WHAT TO WORK ON: Reproduce verbatim the items from the line containing "optimal-range-marker <box>580 770" through the line containing "segment this screenshot: for", including both of those lines.

DATASET EXCERPTS:
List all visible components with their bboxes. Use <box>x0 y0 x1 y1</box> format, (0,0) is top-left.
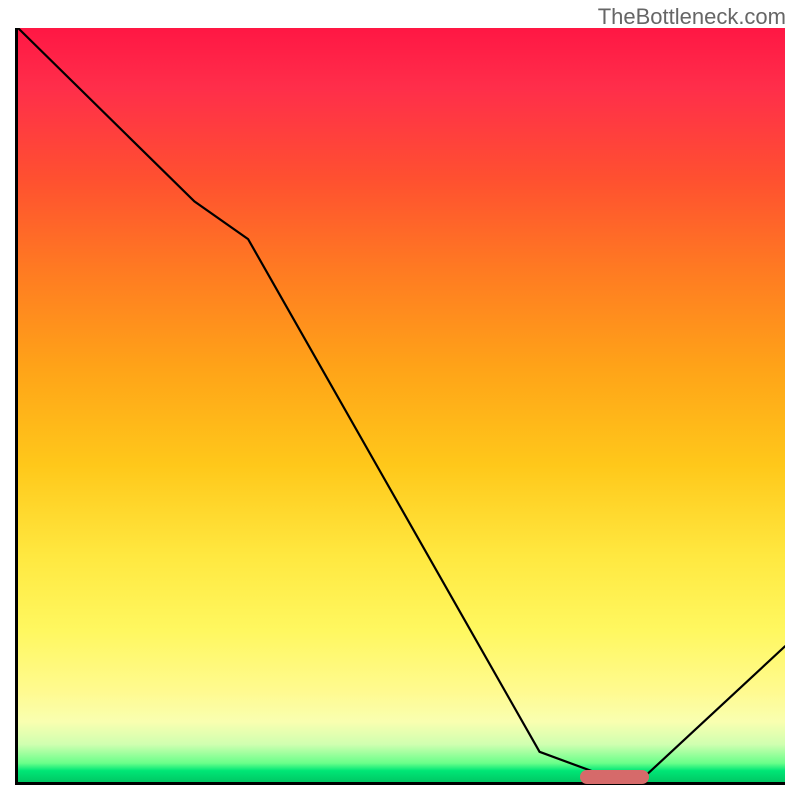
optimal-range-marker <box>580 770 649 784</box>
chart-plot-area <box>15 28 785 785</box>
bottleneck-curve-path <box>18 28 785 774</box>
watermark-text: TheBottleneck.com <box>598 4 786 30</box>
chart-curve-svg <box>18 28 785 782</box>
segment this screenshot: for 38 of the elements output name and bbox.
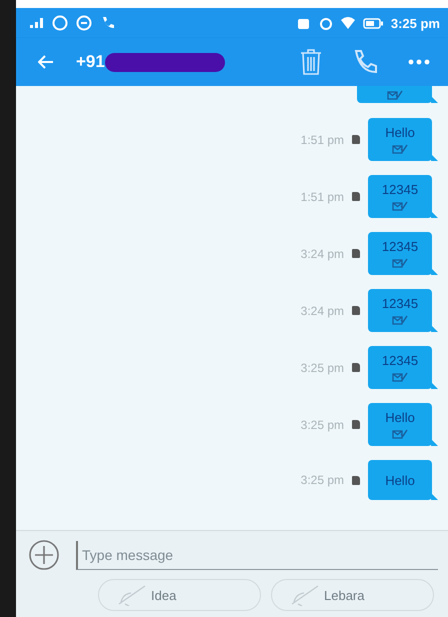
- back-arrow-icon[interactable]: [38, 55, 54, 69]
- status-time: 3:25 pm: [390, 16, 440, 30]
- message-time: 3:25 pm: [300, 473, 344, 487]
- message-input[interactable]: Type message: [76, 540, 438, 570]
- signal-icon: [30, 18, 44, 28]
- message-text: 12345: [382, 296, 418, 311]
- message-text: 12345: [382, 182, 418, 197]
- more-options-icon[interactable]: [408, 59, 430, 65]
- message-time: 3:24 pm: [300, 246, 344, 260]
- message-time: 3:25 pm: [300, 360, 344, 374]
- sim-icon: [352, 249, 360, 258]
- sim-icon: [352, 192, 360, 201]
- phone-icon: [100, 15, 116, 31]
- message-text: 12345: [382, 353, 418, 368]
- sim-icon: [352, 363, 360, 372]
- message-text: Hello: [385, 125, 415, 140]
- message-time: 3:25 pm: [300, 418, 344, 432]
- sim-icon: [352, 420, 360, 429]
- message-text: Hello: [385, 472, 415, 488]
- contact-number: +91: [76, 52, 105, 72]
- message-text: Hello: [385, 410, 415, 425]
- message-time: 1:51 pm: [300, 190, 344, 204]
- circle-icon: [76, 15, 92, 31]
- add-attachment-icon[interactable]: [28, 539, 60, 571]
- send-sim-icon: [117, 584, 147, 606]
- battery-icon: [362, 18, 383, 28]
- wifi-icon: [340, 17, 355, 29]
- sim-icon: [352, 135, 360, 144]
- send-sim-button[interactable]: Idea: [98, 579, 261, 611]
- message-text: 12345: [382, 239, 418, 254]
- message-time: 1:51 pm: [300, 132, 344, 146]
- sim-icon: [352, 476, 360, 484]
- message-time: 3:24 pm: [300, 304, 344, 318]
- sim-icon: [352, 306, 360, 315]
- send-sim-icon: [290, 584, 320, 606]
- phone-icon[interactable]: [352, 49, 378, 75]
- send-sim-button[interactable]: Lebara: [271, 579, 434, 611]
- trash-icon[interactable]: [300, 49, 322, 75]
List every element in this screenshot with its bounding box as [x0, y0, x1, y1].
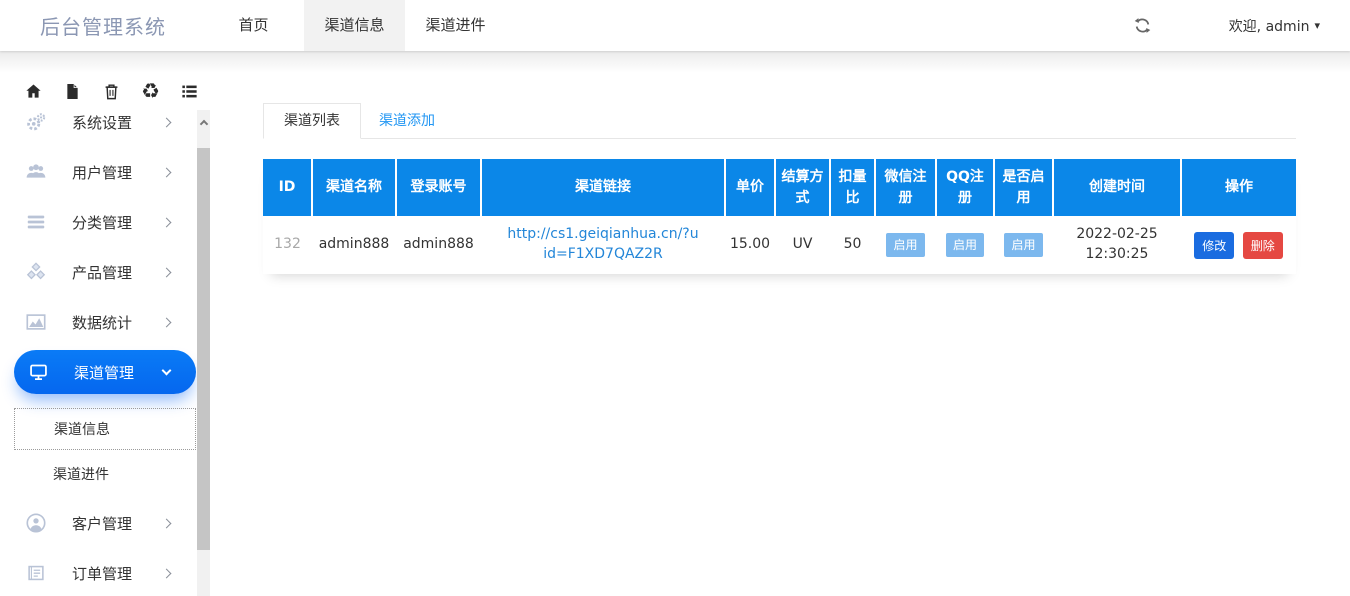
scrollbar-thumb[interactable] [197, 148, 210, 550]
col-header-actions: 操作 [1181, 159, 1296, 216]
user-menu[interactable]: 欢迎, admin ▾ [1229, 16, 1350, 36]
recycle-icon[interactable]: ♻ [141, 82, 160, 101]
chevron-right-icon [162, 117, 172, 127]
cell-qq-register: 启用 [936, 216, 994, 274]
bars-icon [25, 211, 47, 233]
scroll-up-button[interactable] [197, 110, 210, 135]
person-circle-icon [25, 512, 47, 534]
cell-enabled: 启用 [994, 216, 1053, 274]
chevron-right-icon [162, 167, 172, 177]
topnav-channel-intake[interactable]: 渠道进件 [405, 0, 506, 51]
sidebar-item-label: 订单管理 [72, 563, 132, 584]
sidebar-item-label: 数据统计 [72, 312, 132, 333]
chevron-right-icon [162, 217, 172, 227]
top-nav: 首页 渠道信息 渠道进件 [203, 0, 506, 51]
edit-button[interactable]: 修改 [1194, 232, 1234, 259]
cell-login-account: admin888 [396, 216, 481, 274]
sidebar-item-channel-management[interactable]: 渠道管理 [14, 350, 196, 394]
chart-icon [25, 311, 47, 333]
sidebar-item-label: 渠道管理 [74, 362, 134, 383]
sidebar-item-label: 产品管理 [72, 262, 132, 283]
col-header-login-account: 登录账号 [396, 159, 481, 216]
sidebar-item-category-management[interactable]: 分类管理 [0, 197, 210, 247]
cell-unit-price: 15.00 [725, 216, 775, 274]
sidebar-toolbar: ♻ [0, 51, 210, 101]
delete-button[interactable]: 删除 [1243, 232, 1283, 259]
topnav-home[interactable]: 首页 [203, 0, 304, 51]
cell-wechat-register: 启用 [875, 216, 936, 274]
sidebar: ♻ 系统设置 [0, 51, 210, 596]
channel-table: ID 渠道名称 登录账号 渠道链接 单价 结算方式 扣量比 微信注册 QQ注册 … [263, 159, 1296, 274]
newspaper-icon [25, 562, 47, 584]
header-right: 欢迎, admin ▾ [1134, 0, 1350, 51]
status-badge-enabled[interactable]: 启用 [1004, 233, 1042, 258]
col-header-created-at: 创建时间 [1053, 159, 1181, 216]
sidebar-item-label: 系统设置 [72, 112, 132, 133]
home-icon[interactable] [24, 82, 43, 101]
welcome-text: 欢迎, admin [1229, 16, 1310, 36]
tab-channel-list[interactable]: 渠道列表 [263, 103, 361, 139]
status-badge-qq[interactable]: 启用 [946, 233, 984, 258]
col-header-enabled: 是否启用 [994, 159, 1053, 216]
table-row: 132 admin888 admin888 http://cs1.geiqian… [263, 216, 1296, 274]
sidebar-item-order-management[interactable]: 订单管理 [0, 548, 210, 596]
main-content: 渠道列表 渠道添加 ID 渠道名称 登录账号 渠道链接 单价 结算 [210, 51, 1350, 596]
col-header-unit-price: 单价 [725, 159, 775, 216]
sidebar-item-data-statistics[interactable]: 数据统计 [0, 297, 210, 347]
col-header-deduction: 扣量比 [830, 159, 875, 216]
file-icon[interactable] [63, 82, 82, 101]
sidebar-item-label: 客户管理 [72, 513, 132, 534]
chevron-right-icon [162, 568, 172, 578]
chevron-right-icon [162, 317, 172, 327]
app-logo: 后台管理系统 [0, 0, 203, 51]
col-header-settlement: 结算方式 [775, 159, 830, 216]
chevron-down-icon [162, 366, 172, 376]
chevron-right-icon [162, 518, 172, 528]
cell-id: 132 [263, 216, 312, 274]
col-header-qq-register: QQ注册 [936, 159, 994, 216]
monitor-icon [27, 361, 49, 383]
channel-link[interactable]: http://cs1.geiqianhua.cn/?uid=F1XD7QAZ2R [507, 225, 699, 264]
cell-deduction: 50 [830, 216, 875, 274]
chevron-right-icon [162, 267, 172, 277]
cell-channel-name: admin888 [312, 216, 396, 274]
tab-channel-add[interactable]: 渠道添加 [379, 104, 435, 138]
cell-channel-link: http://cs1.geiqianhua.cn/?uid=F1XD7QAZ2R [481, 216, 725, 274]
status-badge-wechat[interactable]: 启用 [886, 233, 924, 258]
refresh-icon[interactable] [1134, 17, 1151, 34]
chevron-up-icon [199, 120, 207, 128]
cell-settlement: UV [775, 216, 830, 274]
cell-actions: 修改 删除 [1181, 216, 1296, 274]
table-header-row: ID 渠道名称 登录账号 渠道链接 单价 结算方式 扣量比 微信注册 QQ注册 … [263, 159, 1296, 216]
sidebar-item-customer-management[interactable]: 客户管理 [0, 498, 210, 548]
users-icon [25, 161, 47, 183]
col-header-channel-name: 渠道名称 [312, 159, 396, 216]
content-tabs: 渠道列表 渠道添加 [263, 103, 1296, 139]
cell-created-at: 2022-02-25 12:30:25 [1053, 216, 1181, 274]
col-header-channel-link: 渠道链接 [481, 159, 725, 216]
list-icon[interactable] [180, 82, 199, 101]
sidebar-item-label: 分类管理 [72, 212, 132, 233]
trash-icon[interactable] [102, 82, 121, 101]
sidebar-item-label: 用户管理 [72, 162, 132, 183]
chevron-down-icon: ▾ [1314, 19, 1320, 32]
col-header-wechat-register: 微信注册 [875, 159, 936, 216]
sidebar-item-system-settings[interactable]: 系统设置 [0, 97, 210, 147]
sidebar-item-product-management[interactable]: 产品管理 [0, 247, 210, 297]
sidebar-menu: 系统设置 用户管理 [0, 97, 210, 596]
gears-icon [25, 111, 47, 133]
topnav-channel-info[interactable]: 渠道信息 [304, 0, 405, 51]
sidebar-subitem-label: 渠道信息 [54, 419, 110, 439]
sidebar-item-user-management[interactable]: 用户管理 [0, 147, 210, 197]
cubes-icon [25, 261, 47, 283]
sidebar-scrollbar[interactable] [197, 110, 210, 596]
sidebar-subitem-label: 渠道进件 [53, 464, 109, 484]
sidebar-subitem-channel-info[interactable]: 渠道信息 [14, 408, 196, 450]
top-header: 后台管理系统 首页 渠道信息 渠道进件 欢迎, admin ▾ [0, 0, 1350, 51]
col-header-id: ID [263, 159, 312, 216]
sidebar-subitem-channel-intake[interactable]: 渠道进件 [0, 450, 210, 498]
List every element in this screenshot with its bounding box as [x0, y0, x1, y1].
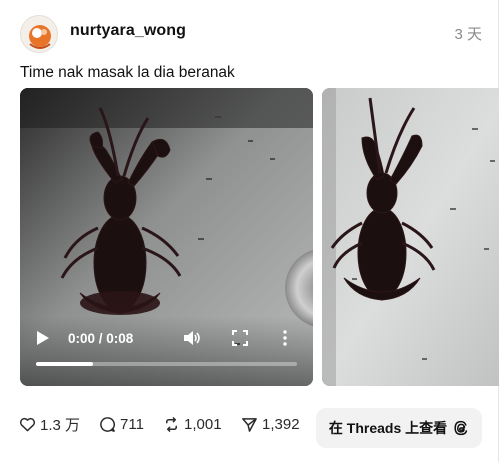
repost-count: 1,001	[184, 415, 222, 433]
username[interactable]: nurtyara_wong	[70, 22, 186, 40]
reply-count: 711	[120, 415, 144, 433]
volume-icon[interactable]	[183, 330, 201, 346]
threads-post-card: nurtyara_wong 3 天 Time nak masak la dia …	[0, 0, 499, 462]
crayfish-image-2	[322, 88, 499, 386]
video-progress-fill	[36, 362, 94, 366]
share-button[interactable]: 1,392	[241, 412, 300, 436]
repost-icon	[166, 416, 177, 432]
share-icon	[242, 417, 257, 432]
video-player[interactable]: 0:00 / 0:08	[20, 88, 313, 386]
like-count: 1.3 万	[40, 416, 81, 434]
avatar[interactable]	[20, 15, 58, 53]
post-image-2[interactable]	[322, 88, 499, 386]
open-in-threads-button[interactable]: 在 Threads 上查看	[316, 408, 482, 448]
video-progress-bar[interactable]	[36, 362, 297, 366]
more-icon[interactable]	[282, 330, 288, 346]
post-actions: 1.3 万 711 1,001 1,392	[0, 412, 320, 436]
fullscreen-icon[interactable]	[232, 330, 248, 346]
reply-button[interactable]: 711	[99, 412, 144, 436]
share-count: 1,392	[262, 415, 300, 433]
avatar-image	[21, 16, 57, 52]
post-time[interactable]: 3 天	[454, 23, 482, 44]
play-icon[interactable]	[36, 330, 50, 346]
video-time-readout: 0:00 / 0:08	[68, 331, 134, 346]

SOLUTION TO THIS EXERCISE:
optimal-range-marker <box>580 770 649 784</box>
chart-plot-area <box>15 28 785 785</box>
bottleneck-curve-path <box>18 28 785 774</box>
watermark-text: TheBottleneck.com <box>598 4 786 30</box>
chart-curve-svg <box>18 28 785 782</box>
segment this screenshot: for 38 of the elements output name and bbox.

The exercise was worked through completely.